▶ **INSTRUCTIONS TO FOLLOW**
Go through the listing below and gather every line with the word "Teacher".

(Collected data entries)
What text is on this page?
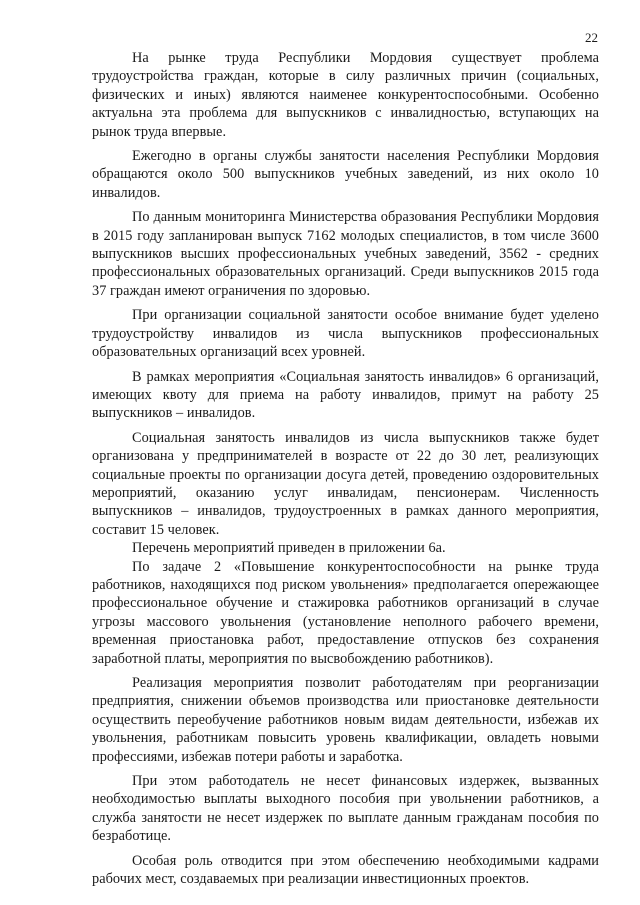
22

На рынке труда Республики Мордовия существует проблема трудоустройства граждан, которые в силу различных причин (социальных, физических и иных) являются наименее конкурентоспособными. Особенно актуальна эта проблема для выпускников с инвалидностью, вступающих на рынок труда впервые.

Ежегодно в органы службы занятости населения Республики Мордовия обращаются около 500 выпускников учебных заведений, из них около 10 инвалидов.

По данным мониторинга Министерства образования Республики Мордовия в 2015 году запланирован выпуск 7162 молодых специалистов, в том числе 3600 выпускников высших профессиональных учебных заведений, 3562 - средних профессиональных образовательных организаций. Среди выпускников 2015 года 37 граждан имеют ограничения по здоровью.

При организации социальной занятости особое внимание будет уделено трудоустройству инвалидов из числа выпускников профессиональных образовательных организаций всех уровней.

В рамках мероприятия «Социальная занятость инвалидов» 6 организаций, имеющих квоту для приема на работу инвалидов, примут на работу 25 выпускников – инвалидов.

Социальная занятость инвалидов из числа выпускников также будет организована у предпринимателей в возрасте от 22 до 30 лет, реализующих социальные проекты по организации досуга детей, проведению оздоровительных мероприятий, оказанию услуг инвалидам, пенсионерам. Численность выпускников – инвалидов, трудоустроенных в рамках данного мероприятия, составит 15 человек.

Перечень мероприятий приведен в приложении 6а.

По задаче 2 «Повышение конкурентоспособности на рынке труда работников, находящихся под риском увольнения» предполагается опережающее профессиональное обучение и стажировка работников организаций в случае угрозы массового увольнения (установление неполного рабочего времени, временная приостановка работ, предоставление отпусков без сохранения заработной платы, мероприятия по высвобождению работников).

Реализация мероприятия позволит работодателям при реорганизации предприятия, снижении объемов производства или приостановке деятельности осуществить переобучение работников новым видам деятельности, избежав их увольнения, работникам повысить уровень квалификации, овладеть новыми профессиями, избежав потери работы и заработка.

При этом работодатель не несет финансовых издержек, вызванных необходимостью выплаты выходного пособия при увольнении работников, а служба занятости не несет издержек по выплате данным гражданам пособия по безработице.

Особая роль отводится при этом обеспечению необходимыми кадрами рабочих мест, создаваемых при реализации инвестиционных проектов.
==
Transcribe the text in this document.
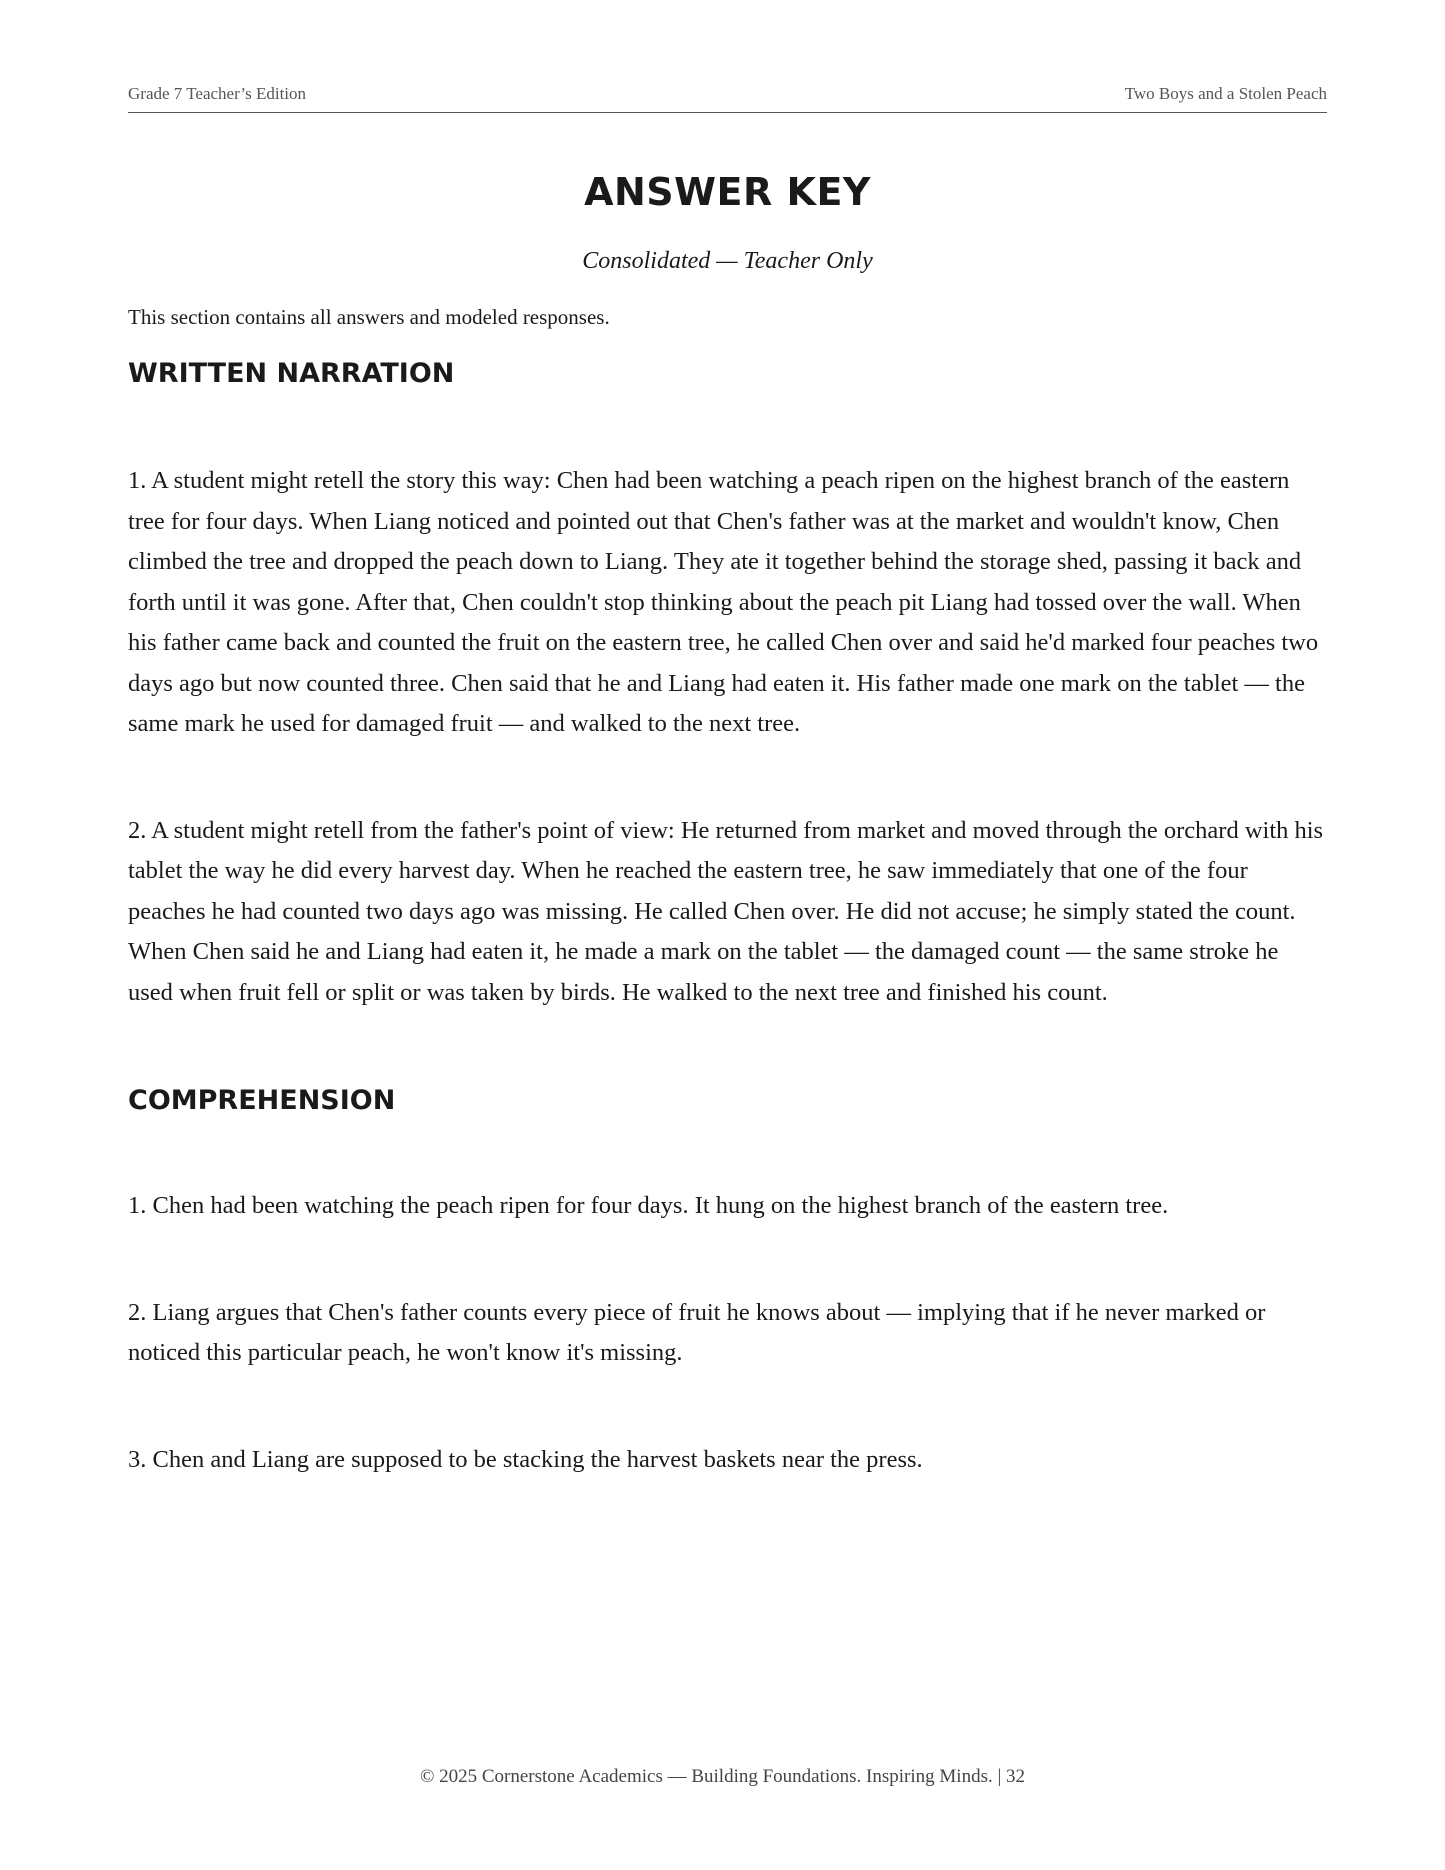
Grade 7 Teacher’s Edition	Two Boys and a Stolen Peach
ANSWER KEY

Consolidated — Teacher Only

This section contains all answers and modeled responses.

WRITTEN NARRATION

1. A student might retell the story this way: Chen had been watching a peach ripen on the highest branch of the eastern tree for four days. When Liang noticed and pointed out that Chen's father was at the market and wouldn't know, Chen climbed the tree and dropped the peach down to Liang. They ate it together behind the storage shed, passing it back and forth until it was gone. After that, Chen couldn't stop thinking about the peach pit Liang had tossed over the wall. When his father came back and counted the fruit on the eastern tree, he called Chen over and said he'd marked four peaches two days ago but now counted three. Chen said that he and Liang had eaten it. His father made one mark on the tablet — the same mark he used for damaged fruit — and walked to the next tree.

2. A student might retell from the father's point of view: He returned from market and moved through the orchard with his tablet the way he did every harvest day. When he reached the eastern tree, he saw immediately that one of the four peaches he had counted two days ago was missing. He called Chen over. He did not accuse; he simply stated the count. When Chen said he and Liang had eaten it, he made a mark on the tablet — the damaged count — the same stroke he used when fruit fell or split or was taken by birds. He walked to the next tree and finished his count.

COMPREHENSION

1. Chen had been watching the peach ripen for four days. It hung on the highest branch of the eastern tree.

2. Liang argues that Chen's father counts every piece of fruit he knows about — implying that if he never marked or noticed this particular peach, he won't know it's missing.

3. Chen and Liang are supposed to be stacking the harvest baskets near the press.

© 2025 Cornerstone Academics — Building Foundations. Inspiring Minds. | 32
* * *
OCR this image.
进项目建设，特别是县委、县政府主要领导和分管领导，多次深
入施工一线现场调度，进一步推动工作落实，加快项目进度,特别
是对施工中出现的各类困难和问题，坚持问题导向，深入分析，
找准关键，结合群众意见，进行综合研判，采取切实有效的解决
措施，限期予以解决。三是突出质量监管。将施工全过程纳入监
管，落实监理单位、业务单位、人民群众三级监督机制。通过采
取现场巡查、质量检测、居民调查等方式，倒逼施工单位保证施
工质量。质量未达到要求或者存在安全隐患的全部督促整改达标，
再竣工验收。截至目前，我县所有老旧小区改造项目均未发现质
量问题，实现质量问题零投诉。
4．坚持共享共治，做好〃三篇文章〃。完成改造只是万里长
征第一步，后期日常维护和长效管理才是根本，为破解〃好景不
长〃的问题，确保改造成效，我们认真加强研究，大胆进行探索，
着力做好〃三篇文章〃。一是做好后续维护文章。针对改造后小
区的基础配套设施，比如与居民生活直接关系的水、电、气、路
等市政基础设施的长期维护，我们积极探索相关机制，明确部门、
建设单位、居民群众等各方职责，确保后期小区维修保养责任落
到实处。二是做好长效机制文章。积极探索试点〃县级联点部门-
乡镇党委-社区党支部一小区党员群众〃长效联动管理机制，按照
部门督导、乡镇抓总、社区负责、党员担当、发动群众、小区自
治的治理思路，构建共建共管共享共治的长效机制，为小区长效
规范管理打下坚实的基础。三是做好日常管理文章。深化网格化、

▶ **RESPONSE TO THE EXERCISE**
Grade 7 Teacher’s Edition	Two Boys and a Stolen Peach
Consolidated — Teacher Only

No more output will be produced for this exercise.